■ PROBLEM DESCRIPTION:
Say how many lines contain "right"; the answer is the number alone.

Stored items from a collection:
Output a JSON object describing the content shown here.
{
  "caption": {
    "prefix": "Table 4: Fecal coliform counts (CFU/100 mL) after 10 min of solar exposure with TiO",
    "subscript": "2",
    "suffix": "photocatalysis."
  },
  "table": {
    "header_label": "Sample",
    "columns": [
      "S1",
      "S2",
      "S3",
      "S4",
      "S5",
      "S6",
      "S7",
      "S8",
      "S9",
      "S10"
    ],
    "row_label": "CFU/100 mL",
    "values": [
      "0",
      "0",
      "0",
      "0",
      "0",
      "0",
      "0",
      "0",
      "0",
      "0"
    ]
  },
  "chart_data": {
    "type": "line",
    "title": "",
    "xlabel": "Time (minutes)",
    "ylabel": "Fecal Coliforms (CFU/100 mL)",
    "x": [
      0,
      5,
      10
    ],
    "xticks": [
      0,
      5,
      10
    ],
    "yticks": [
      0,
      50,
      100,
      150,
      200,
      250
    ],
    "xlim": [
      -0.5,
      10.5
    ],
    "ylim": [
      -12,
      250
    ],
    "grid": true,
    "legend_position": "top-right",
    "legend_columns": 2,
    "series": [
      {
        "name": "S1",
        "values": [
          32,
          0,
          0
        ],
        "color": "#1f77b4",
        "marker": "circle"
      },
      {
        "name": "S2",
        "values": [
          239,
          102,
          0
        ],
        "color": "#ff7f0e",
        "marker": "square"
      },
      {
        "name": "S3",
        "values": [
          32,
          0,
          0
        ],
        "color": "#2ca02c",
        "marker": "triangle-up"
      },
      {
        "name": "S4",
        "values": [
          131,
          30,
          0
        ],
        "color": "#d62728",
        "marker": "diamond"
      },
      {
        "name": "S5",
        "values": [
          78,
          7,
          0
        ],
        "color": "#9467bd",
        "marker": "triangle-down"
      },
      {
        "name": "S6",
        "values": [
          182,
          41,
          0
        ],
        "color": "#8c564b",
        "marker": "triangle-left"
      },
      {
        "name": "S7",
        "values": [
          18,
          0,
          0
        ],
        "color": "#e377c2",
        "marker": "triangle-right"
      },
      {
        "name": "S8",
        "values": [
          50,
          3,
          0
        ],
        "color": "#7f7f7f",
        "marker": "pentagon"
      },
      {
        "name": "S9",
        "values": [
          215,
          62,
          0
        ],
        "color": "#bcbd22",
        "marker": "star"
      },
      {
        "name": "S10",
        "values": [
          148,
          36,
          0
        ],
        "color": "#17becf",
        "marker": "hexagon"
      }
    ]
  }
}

==

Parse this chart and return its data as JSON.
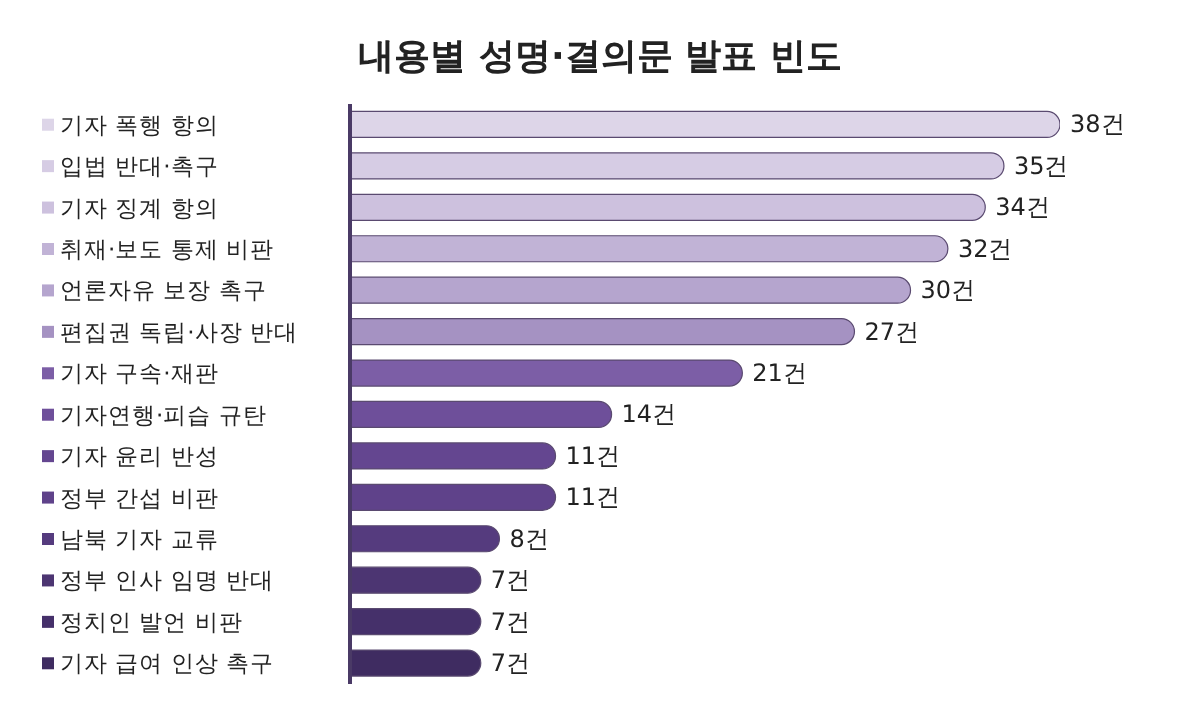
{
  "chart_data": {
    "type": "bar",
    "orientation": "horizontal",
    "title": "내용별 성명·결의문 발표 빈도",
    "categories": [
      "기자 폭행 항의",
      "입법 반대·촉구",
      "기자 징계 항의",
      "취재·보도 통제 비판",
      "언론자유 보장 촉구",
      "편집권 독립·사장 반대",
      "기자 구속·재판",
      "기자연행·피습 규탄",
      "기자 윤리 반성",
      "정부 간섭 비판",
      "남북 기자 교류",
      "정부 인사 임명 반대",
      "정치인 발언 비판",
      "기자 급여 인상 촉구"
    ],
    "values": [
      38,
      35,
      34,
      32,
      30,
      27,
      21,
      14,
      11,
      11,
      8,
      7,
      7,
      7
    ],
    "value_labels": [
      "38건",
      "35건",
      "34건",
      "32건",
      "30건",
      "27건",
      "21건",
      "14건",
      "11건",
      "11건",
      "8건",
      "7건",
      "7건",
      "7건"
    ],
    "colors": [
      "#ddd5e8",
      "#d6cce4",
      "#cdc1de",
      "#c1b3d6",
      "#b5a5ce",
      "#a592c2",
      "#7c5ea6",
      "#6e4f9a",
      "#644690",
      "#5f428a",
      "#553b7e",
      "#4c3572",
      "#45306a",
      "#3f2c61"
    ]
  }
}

■ RESPONSE TO THE EXERCISE:
2